_Short exercise_. Check every line below for the word "official" and copy the ones that have it.

_Extracted material_.
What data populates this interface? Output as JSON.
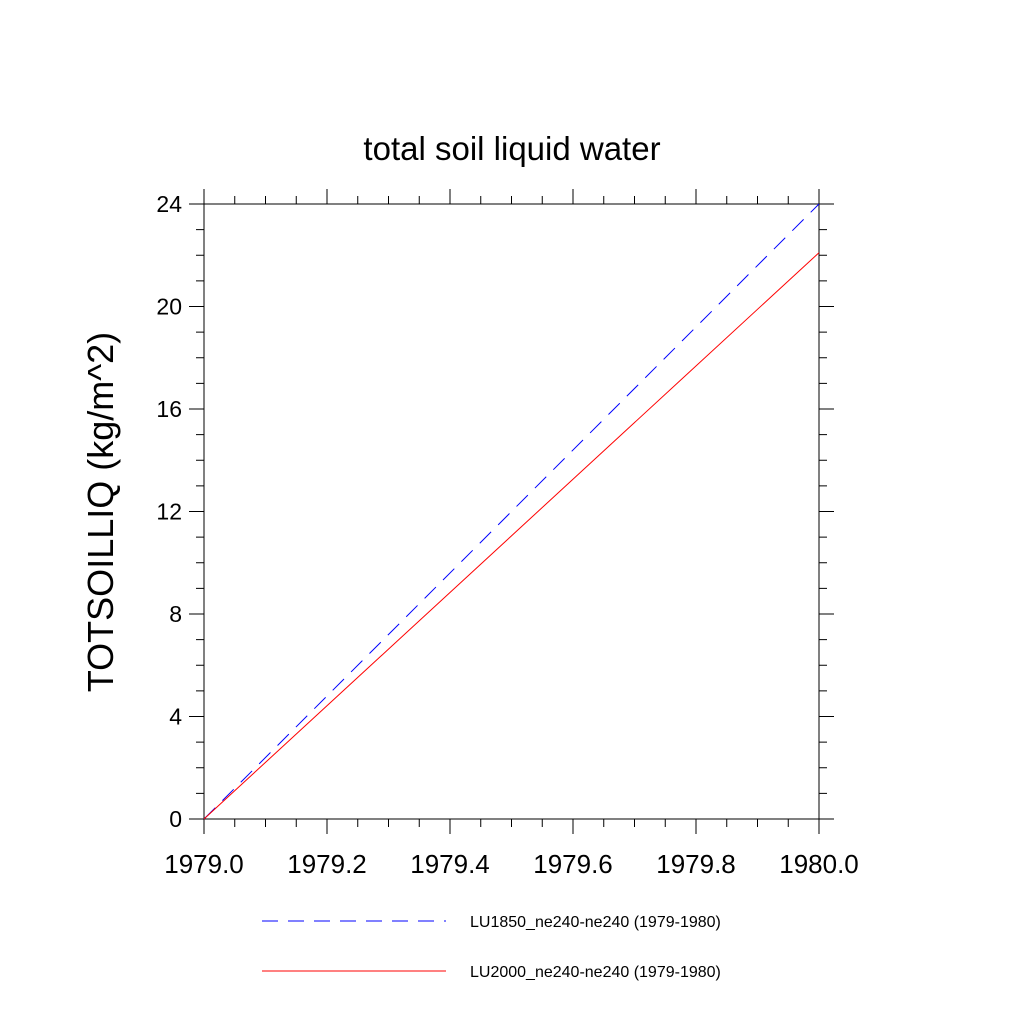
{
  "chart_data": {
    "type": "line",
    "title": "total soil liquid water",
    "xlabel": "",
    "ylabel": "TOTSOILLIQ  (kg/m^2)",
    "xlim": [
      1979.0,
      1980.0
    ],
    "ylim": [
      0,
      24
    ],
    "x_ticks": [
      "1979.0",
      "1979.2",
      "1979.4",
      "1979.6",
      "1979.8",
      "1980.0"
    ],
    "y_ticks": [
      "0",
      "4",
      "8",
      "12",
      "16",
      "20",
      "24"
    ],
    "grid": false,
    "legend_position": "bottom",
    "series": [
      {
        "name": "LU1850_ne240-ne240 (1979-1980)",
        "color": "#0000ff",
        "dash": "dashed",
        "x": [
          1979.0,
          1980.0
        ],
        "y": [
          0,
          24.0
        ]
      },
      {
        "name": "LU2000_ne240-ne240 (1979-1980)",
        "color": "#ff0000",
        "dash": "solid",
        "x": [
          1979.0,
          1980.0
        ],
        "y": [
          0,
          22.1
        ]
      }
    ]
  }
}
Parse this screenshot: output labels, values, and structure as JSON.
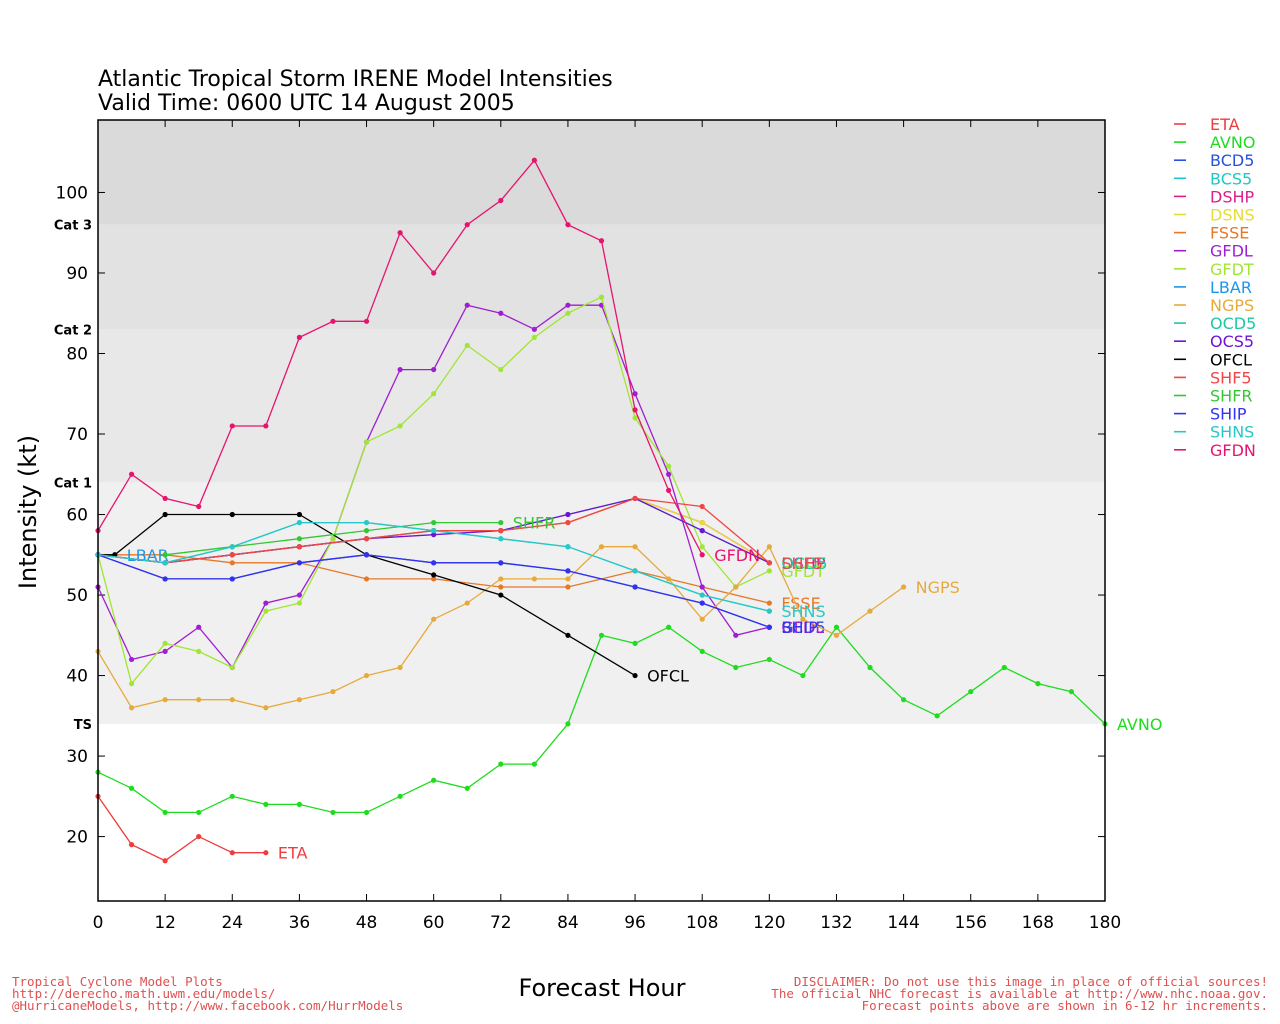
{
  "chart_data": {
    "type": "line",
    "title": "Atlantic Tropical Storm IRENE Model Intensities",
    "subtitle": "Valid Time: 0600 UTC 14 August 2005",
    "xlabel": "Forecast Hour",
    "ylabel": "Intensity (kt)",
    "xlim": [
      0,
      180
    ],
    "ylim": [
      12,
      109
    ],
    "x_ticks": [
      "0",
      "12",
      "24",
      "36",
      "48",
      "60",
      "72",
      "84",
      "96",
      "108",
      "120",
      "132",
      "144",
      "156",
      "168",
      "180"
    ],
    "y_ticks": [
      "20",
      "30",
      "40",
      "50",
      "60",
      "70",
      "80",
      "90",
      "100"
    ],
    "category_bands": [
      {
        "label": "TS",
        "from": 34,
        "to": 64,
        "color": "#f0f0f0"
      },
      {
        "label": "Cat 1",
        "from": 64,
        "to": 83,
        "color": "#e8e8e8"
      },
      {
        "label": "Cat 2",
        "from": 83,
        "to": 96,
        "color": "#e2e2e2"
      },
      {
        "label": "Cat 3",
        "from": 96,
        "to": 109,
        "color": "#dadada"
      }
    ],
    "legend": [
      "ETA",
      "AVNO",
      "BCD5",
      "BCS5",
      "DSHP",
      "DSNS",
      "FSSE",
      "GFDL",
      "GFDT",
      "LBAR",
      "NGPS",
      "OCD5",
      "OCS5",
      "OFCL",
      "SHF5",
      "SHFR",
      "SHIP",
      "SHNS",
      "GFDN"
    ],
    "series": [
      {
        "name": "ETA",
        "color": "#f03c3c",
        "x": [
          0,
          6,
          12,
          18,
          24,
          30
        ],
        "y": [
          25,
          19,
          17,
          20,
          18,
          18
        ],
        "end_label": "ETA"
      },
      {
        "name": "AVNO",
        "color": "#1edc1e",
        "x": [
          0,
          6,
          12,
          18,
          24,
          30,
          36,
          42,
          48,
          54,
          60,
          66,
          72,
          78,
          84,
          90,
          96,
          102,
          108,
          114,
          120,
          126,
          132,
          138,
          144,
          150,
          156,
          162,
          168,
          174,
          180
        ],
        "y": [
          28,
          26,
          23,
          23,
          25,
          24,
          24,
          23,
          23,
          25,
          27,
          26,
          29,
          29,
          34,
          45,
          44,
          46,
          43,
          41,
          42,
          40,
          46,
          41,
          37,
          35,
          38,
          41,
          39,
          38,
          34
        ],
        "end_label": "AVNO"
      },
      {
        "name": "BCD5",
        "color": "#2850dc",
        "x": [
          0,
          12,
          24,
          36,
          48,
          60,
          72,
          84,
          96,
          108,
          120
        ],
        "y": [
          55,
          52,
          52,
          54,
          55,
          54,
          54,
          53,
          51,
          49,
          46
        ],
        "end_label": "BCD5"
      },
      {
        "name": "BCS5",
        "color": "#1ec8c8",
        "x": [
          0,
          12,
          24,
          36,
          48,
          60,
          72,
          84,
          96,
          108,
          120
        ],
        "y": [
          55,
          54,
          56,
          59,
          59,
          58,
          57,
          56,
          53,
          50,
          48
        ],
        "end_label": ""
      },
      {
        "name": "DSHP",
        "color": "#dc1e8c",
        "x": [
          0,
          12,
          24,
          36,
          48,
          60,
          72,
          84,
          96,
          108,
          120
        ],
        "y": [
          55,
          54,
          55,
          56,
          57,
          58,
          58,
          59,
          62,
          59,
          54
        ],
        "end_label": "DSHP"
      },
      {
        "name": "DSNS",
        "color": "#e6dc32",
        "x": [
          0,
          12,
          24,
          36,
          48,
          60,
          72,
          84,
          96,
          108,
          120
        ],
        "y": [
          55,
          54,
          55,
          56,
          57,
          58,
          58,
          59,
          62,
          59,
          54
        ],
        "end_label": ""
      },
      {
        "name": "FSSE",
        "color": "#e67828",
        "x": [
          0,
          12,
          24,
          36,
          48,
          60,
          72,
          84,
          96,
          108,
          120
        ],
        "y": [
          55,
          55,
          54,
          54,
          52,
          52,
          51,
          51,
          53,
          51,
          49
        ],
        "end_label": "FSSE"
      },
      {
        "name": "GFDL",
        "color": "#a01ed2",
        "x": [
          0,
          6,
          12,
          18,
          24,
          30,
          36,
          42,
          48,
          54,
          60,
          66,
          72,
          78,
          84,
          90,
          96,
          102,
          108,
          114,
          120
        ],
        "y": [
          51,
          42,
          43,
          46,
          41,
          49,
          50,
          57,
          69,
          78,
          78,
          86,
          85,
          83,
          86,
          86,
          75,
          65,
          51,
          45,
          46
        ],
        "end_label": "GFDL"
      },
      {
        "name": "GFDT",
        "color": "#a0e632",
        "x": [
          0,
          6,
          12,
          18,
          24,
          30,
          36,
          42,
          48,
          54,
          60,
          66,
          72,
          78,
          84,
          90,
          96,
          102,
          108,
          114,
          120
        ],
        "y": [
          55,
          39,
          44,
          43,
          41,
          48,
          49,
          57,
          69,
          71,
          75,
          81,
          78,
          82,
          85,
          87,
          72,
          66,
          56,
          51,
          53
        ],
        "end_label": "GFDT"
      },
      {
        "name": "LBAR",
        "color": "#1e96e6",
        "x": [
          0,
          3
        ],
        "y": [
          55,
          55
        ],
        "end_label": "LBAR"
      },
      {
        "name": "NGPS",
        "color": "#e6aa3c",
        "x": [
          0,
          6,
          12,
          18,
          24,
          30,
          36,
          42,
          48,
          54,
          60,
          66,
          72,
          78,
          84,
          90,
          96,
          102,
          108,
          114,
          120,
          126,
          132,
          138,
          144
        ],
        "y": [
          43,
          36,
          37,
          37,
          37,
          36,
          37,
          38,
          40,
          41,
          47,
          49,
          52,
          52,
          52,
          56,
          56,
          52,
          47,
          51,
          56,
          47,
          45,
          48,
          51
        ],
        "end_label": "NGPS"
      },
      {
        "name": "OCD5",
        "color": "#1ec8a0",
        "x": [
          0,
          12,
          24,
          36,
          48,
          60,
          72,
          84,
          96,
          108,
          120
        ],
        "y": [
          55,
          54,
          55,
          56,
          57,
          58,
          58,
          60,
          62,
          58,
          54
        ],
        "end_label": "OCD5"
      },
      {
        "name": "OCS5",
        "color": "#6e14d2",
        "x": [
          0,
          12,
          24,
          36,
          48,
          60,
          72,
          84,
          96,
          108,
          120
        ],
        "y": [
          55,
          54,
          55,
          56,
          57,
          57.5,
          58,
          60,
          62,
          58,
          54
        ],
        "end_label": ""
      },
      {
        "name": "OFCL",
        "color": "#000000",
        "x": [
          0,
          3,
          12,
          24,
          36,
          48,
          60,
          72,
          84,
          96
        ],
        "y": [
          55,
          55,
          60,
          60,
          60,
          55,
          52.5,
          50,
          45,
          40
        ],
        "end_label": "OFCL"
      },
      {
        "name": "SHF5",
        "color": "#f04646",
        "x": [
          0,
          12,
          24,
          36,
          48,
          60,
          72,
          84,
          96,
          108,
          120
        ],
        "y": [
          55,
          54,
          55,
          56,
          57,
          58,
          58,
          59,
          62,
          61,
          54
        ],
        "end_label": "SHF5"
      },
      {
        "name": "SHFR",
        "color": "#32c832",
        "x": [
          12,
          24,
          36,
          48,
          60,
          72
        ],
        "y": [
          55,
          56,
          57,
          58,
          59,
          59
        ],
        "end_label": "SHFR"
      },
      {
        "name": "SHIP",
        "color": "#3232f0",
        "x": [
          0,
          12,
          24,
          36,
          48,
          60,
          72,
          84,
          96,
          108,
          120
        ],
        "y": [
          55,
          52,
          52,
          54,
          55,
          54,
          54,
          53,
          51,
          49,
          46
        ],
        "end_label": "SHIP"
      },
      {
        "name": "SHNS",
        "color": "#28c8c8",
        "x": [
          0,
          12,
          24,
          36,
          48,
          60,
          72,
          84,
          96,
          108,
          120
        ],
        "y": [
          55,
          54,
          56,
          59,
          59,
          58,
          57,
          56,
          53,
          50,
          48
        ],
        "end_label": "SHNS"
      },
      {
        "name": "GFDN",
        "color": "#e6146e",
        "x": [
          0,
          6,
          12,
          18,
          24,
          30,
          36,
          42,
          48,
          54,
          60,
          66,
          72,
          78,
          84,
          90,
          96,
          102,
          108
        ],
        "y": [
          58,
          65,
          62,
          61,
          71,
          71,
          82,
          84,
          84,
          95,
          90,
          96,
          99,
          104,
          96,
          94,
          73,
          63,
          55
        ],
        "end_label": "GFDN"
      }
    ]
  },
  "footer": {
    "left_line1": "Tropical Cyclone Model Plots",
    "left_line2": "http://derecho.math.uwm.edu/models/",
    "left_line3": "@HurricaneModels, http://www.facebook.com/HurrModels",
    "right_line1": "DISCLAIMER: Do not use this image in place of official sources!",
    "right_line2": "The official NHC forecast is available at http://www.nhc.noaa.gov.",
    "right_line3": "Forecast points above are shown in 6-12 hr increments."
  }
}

...

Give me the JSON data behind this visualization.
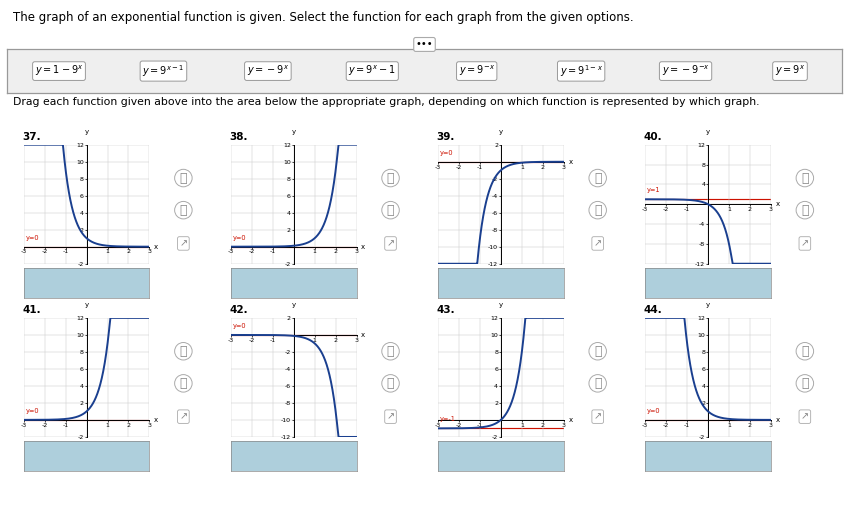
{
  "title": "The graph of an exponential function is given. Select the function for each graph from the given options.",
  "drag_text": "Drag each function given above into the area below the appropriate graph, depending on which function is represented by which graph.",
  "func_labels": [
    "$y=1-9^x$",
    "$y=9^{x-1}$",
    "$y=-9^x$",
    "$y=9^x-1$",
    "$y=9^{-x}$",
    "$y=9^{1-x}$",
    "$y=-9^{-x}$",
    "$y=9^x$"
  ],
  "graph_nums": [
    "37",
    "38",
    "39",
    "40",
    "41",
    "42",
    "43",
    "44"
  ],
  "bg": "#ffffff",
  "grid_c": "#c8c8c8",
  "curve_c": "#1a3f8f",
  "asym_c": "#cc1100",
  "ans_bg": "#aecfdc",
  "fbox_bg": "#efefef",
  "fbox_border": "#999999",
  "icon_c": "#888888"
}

_Answer for the task_.
    "right_line1": "DISCLAIMER: Do not use this image in place of official sources!",
    "right_line2": "The official NHC forecast is available at http://www.nhc.noaa.gov.",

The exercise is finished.